◆ PROBLEM TO WORK ON
Here are some records; quote them exactly, leaving out the pictures.

◆ SUPPLIED DATA
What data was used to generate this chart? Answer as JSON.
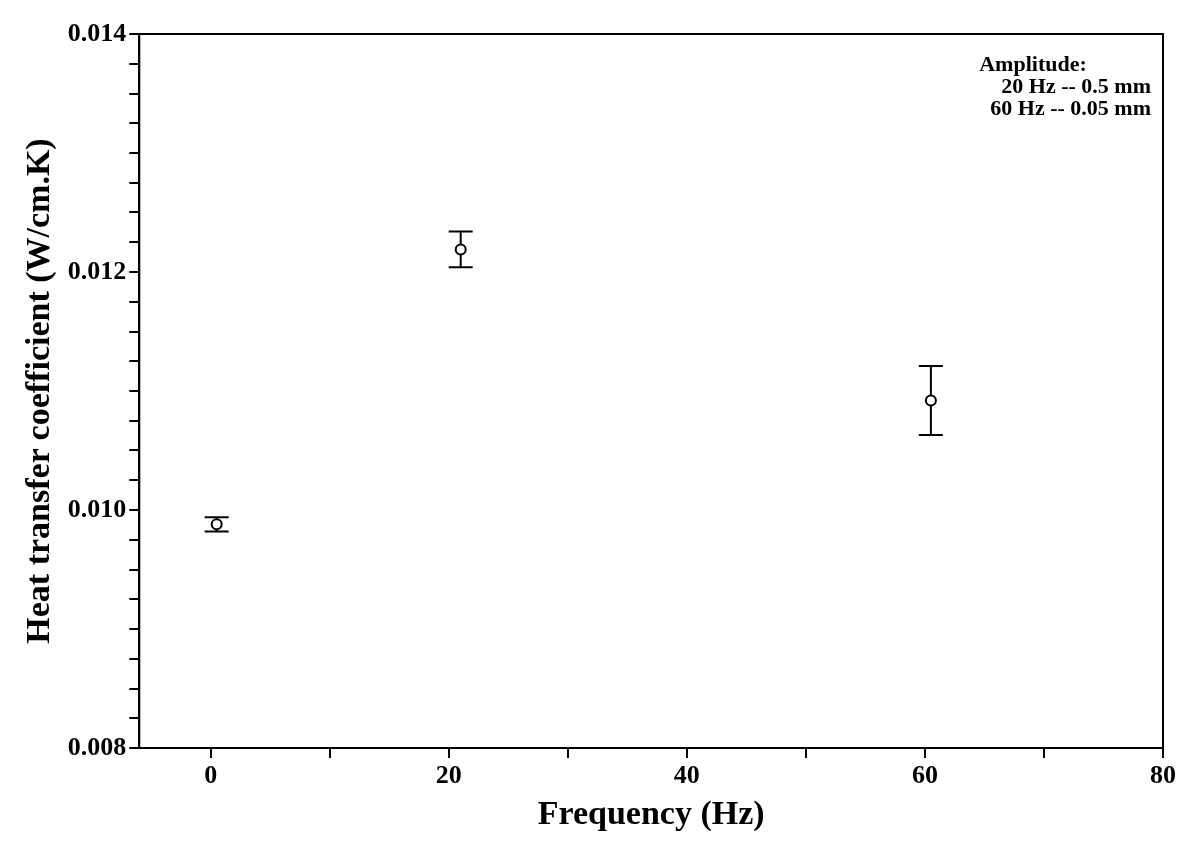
{
  "chart_data": {
    "type": "scatter",
    "xlabel": "Frequency (Hz)",
    "ylabel": "Heat transfer coefficient (W/cm.K)",
    "annotations": [
      "Amplitude:",
      "20 Hz -- 0.5 mm",
      "60 Hz -- 0.05 mm"
    ],
    "x": [
      0.5,
      21,
      60.5
    ],
    "series": [
      {
        "color": "#000000",
        "values": [
          0.00988,
          0.01219,
          0.01092
        ],
        "errors": [
          6e-05,
          0.00015,
          0.00029
        ]
      }
    ],
    "marker": "circle",
    "grid": false,
    "legend": false,
    "xlim": [
      -6,
      80
    ],
    "xticks": [
      0,
      {
        "value": 10,
        "label": null
      },
      20,
      {
        "value": 30,
        "label": null
      },
      40,
      {
        "value": 50,
        "label": null
      },
      60,
      {
        "value": 70,
        "label": null
      },
      80
    ],
    "ylim": [
      0.008,
      0.014
    ],
    "yticks": [
      {
        "value": 0.008,
        "label": "0.008"
      },
      {
        "value": 0.00825,
        "label": null
      },
      {
        "value": 0.0085,
        "label": null
      },
      {
        "value": 0.00875,
        "label": null
      },
      {
        "value": 0.009,
        "label": null
      },
      {
        "value": 0.00925,
        "label": null
      },
      {
        "value": 0.0095,
        "label": null
      },
      {
        "value": 0.00975,
        "label": null
      },
      {
        "value": 0.01,
        "label": "0.010"
      },
      {
        "value": 0.01025,
        "label": null
      },
      {
        "value": 0.0105,
        "label": null
      },
      {
        "value": 0.01075,
        "label": null
      },
      {
        "value": 0.011,
        "label": null
      },
      {
        "value": 0.01125,
        "label": null
      },
      {
        "value": 0.0115,
        "label": null
      },
      {
        "value": 0.01175,
        "label": null
      },
      {
        "value": 0.012,
        "label": "0.012"
      },
      {
        "value": 0.01225,
        "label": null
      },
      {
        "value": 0.0125,
        "label": null
      },
      {
        "value": 0.01275,
        "label": null
      },
      {
        "value": 0.013,
        "label": null
      },
      {
        "value": 0.01325,
        "label": null
      },
      {
        "value": 0.0135,
        "label": null
      },
      {
        "value": 0.01375,
        "label": null
      },
      {
        "value": 0.014,
        "label": "0.014"
      }
    ]
  }
}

◆ RESULT OF THIS TASK
What data was used to generate this chart? Answer as JSON.
{
  "chart_data": {
    "type": "scatter",
    "xlabel": "Frequency (Hz)",
    "ylabel": "Heat transfer coefficient (W/cm.K)",
    "annotations": [
      "Amplitude:",
      "20 Hz -- 0.5 mm",
      "60 Hz -- 0.05 mm"
    ],
    "x": [
      0.5,
      21,
      60.5
    ],
    "series": [
      {
        "color": "#000000",
        "values": [
          0.00988,
          0.01219,
          0.01092
        ],
        "errors": [
          6e-05,
          0.00015,
          0.00029
        ]
      }
    ],
    "marker": "circle",
    "grid": false,
    "legend": false,
    "xlim": [
      -6,
      80
    ],
    "xticks": [
      0,
      {
        "value": 10,
        "label": null
      },
      20,
      {
        "value": 30,
        "label": null
      },
      40,
      {
        "value": 50,
        "label": null
      },
      60,
      {
        "value": 70,
        "label": null
      },
      80
    ],
    "ylim": [
      0.008,
      0.014
    ],
    "yticks": [
      {
        "value": 0.008,
        "label": "0.008"
      },
      {
        "value": 0.00825,
        "label": null
      },
      {
        "value": 0.0085,
        "label": null
      },
      {
        "value": 0.00875,
        "label": null
      },
      {
        "value": 0.009,
        "label": null
      },
      {
        "value": 0.00925,
        "label": null
      },
      {
        "value": 0.0095,
        "label": null
      },
      {
        "value": 0.00975,
        "label": null
      },
      {
        "value": 0.01,
        "label": "0.010"
      },
      {
        "value": 0.01025,
        "label": null
      },
      {
        "value": 0.0105,
        "label": null
      },
      {
        "value": 0.01075,
        "label": null
      },
      {
        "value": 0.011,
        "label": null
      },
      {
        "value": 0.01125,
        "label": null
      },
      {
        "value": 0.0115,
        "label": null
      },
      {
        "value": 0.01175,
        "label": null
      },
      {
        "value": 0.012,
        "label": "0.012"
      },
      {
        "value": 0.01225,
        "label": null
      },
      {
        "value": 0.0125,
        "label": null
      },
      {
        "value": 0.01275,
        "label": null
      },
      {
        "value": 0.013,
        "label": null
      },
      {
        "value": 0.01325,
        "label": null
      },
      {
        "value": 0.0135,
        "label": null
      },
      {
        "value": 0.01375,
        "label": null
      },
      {
        "value": 0.014,
        "label": "0.014"
      }
    ]
  }
}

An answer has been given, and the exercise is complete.